The problem
Reproduce verbatim the lines that start with the one containing "left-column [100, 100, 550, 1193]" and end with the one containing "footnote-number: (١٧٣) [507, 785, 550, 804]", both included.

Dataset entries:
==============================

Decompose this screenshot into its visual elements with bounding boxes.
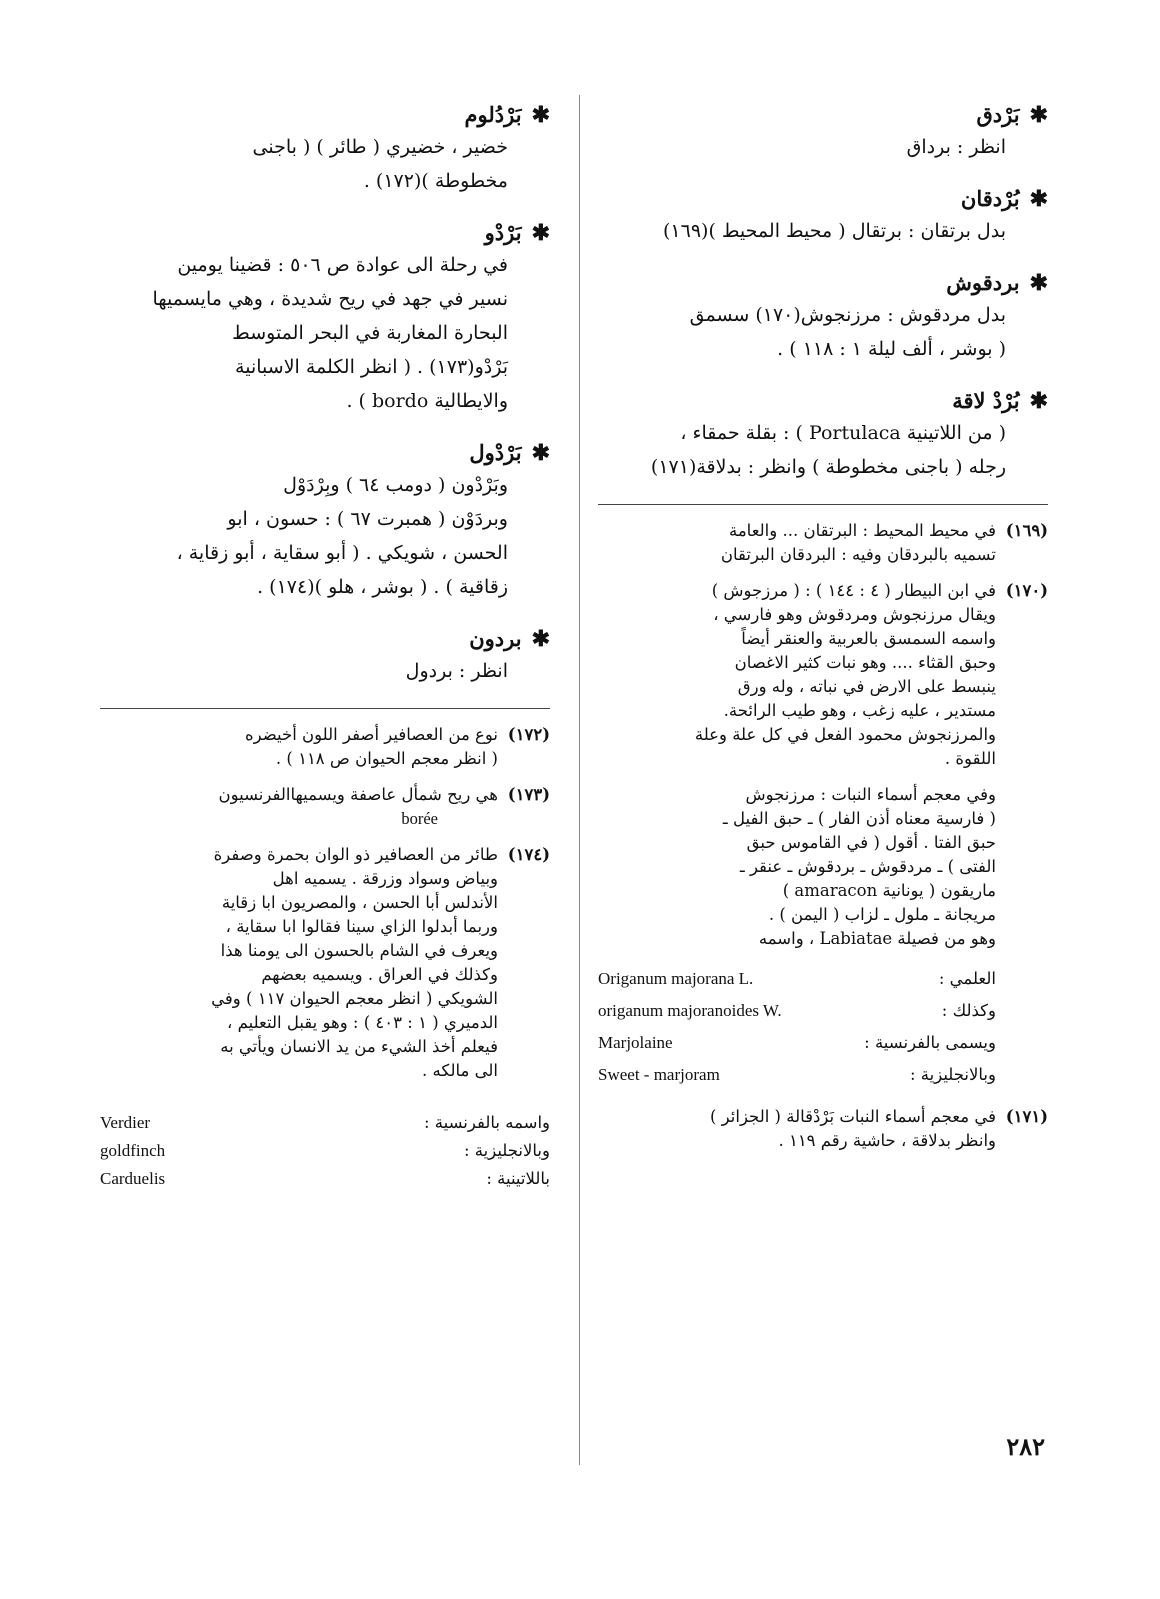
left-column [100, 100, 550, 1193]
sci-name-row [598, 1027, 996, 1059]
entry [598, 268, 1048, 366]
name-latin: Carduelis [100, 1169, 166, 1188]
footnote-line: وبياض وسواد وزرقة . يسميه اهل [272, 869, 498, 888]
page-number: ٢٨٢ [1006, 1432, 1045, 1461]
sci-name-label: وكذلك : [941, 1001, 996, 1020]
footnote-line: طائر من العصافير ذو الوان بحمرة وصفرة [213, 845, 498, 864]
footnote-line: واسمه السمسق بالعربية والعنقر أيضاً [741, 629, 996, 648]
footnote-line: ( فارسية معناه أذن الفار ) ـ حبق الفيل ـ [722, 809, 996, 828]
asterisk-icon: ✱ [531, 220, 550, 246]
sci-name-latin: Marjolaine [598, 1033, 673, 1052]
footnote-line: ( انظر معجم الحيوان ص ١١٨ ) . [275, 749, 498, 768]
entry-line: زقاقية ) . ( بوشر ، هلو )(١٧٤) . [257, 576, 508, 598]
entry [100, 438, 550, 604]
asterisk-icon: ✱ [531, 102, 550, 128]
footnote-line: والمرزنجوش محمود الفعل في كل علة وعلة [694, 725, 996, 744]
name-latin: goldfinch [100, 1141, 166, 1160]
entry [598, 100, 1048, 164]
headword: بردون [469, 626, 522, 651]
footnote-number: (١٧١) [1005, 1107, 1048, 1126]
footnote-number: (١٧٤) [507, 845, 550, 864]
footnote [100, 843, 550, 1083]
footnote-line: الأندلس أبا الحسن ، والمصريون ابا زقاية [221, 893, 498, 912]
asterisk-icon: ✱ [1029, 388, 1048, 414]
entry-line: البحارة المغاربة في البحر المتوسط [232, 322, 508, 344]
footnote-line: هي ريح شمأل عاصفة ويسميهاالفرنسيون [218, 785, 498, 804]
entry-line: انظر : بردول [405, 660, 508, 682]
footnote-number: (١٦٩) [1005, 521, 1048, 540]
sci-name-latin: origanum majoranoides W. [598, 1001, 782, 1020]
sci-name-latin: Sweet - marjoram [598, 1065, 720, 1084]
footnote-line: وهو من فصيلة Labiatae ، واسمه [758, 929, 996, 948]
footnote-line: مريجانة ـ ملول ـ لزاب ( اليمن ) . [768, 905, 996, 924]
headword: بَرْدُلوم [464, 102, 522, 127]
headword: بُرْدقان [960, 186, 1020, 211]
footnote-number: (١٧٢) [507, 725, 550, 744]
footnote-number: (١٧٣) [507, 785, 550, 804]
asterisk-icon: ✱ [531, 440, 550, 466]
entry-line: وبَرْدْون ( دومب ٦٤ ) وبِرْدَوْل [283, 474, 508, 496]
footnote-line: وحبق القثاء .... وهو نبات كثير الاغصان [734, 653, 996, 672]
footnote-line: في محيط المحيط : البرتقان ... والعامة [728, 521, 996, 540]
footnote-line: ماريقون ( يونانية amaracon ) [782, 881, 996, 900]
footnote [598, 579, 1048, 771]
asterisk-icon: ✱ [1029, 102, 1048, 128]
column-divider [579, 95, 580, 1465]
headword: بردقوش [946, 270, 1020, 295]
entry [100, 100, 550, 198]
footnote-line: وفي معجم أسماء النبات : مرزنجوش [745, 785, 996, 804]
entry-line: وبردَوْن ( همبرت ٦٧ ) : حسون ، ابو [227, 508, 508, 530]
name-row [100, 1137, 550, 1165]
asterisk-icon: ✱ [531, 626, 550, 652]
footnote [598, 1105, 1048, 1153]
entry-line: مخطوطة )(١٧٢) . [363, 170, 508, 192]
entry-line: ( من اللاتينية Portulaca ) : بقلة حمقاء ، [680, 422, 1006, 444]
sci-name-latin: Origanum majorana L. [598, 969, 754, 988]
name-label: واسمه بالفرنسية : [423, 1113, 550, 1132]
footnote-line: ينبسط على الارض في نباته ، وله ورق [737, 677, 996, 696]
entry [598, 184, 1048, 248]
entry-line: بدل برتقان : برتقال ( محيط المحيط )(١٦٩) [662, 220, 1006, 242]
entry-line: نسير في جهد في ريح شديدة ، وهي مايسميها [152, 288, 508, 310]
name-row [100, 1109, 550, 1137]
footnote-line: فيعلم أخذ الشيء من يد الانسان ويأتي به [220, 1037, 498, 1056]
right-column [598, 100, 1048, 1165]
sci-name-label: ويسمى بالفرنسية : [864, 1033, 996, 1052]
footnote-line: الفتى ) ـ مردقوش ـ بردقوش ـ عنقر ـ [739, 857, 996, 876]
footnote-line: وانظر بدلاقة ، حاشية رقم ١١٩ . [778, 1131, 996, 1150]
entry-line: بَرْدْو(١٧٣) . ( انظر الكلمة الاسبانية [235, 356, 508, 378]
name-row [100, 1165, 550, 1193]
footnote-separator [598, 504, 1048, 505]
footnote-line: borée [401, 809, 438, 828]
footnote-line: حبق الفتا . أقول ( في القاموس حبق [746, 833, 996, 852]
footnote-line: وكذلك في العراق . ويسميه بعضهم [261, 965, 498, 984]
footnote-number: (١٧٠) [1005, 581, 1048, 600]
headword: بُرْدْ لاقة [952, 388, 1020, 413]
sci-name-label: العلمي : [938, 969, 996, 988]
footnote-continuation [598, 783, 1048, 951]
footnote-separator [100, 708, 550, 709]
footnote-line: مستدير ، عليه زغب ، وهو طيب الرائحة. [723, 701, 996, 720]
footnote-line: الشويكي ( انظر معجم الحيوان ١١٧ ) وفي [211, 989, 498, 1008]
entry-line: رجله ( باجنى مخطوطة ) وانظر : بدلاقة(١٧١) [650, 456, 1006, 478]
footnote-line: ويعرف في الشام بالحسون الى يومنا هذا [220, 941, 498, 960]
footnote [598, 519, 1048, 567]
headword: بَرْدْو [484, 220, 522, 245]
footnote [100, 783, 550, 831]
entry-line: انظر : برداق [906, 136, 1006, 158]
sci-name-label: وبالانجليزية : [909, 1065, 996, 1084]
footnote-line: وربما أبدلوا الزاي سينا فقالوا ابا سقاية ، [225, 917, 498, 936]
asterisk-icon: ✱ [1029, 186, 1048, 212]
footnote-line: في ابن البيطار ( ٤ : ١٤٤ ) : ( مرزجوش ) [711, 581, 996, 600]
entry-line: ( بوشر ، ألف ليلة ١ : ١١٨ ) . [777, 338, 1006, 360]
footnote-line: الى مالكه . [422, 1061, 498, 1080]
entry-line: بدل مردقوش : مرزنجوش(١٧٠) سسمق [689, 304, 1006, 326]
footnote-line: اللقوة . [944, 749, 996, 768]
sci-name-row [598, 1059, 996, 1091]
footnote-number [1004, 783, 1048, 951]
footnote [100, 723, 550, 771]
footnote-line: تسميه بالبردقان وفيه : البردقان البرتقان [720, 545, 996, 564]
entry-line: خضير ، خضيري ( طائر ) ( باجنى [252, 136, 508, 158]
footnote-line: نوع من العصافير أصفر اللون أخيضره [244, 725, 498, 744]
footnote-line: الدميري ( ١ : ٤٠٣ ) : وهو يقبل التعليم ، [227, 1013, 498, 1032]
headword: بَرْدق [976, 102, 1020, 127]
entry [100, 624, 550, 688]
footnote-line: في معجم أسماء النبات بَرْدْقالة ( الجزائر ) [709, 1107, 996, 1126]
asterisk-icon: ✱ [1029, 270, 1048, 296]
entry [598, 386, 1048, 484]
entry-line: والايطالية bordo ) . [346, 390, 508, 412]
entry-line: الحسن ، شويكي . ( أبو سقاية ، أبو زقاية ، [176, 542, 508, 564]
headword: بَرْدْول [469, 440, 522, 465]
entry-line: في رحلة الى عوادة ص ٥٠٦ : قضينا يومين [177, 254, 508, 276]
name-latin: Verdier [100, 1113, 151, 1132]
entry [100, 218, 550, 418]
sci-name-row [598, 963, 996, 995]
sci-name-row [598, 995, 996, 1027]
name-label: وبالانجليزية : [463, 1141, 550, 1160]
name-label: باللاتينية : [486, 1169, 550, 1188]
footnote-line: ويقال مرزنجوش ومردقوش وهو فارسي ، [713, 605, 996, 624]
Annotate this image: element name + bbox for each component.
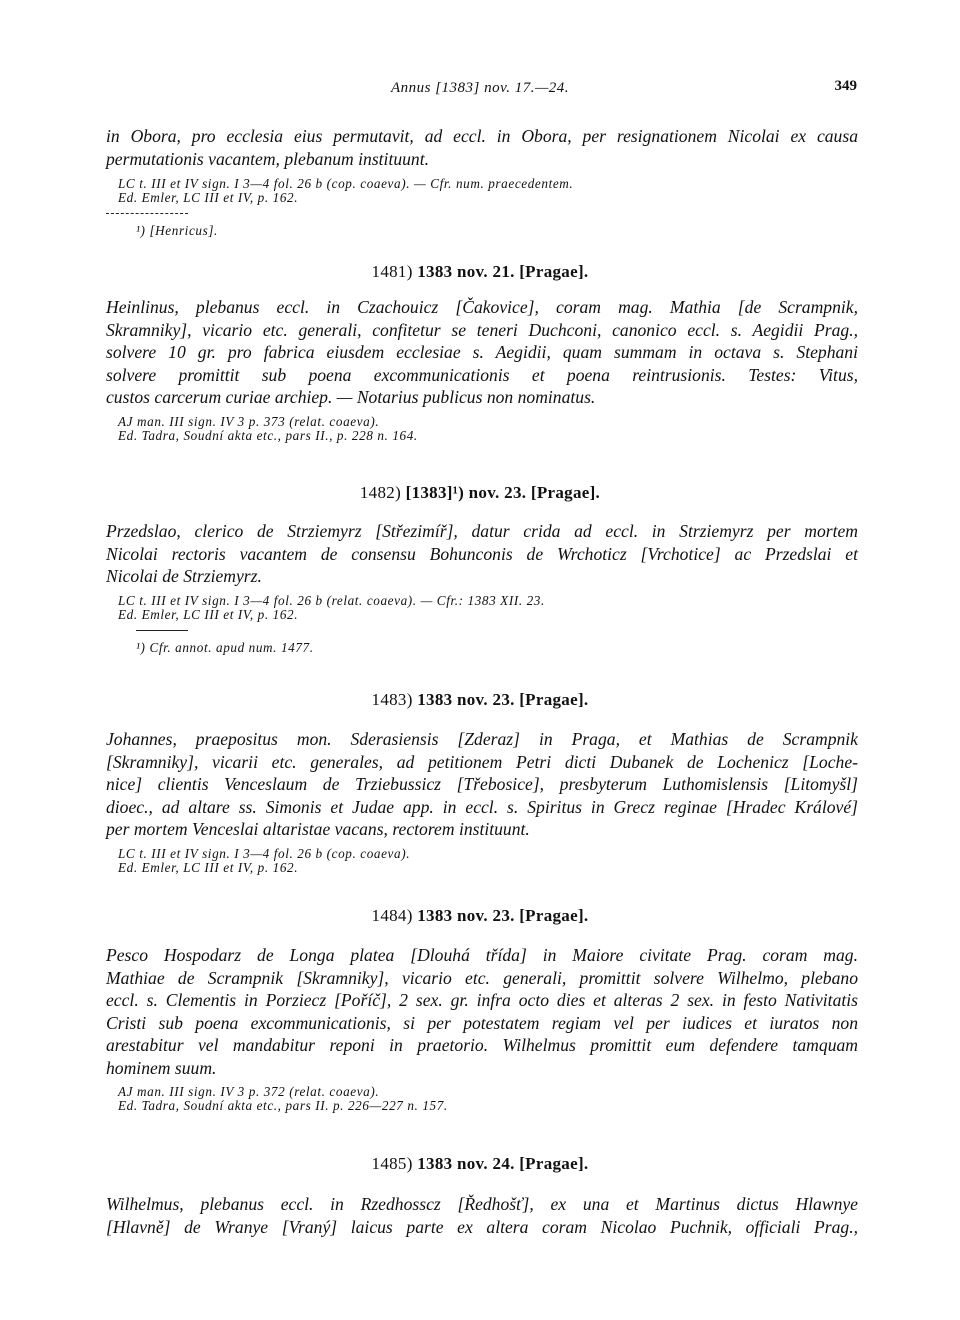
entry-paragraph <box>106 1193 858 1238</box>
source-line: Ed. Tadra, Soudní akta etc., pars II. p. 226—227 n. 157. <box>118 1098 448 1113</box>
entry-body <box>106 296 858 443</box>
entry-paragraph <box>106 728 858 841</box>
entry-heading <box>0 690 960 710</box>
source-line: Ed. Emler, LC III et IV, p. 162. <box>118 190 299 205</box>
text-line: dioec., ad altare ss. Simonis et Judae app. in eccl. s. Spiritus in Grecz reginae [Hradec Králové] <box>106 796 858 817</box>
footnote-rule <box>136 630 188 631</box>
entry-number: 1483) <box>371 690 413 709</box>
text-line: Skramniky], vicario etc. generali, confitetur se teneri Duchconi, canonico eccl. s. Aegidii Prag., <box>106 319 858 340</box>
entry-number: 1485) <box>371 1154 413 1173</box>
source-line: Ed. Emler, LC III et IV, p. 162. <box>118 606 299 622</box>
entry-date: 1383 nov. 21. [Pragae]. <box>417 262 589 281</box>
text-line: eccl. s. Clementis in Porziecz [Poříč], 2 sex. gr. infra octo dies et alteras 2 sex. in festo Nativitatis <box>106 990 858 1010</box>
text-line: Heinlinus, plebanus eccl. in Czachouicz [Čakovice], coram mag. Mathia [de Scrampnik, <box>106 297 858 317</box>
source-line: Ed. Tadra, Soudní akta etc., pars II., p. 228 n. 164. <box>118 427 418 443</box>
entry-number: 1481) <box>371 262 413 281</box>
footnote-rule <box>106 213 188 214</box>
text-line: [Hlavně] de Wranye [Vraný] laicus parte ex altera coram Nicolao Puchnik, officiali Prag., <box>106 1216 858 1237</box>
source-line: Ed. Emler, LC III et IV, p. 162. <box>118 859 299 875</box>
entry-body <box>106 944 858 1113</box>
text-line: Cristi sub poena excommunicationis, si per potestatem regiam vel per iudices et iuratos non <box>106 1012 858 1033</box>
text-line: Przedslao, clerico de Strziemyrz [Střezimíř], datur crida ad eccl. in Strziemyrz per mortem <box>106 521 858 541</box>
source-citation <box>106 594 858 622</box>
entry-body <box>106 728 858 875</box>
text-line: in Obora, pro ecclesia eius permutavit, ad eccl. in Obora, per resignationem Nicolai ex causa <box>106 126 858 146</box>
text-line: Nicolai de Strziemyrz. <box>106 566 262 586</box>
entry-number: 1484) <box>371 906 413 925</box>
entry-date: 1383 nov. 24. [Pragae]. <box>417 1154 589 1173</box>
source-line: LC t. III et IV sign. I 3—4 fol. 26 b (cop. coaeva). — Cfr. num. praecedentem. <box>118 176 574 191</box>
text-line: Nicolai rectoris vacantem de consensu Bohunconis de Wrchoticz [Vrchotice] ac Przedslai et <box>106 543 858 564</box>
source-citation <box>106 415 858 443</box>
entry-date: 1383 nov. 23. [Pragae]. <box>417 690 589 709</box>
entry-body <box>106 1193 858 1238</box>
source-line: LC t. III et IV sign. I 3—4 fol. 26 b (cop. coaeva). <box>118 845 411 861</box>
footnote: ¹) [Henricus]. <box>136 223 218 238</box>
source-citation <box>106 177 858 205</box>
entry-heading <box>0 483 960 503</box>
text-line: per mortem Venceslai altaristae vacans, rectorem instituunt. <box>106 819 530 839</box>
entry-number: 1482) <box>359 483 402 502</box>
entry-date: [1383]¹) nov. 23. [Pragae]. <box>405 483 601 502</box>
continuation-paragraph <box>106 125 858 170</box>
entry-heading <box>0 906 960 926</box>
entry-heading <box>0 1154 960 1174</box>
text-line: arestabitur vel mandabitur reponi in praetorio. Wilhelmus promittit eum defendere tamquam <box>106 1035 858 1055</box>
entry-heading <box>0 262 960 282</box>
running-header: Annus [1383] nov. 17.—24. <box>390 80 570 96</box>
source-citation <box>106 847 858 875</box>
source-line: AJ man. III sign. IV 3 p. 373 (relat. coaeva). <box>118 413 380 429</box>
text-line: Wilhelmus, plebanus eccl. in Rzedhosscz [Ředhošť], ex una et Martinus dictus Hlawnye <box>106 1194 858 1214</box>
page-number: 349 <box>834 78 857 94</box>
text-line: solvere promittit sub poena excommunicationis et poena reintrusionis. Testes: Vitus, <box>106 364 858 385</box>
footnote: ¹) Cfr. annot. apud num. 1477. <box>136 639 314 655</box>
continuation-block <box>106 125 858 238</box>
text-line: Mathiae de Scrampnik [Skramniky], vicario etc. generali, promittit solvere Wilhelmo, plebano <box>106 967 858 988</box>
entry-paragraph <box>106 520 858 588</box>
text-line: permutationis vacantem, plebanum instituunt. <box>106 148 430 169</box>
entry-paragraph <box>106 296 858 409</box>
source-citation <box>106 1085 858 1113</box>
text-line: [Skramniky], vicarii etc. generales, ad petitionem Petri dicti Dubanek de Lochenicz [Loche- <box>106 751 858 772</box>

==============================

Final answer
left-column [100, 100, 550, 1193]
sci-name-row [598, 1027, 996, 1059]
entry [598, 268, 1048, 366]
name-latin: Carduelis [100, 1169, 166, 1188]
footnote-line: وبياض وسواد وزرقة . يسميه اهل [272, 869, 498, 888]
page-number: ٢٨٢ [1006, 1432, 1045, 1461]
sci-name-label: وكذلك : [941, 1001, 996, 1020]
footnote-line: طائر من العصافير ذو الوان بحمرة وصفرة [213, 845, 498, 864]
footnote-line: واسمه السمسق بالعربية والعنقر أيضاً [741, 629, 996, 648]
footnote-line: ( فارسية معناه أذن الفار ) ـ حبق الفيل ـ [722, 809, 996, 828]
asterisk-icon: ✱ [531, 220, 550, 246]
sci-name-latin: Marjolaine [598, 1033, 673, 1052]
footnote-line: ( انظر معجم الحيوان ص ١١٨ ) . [275, 749, 498, 768]
entry-line: زقاقية ) . ( بوشر ، هلو )(١٧٤) . [257, 576, 508, 598]
entry [100, 438, 550, 604]
asterisk-icon: ✱ [531, 102, 550, 128]
footnote-line: والمرزنجوش محمود الفعل في كل علة وعلة [694, 725, 996, 744]
name-latin: goldfinch [100, 1141, 166, 1160]
entry [598, 100, 1048, 164]
headword: بردون [469, 626, 522, 651]
footnote-number: (١٧١) [1005, 1107, 1048, 1126]
footnote-number: (١٧٤) [507, 845, 550, 864]
footnote [100, 843, 550, 1083]
footnote-line: الأندلس أبا الحسن ، والمصريون ابا زقاية [221, 893, 498, 912]
asterisk-icon: ✱ [1029, 388, 1048, 414]
entry-line: البحارة المغاربة في البحر المتوسط [232, 322, 508, 344]
footnote-line: هي ريح شمأل عاصفة ويسميهاالفرنسيون [218, 785, 498, 804]
entry-line: انظر : بردول [405, 660, 508, 682]
footnote-number: (١٦٩) [1005, 521, 1048, 540]
sci-name-latin: origanum majoranoides W. [598, 1001, 782, 1020]
sci-name-latin: Sweet - marjoram [598, 1065, 720, 1084]
footnote-line: وهو من فصيلة Labiatae ، واسمه [758, 929, 996, 948]
footnote-line: مريجانة ـ ملول ـ لزاب ( اليمن ) . [768, 905, 996, 924]
headword: بَرْدُلوم [464, 102, 522, 127]
headword: بُرْدقان [960, 186, 1020, 211]
footnote-number: (١٧٢) [507, 725, 550, 744]
footnote-number: (١٧٣) [507, 785, 550, 804]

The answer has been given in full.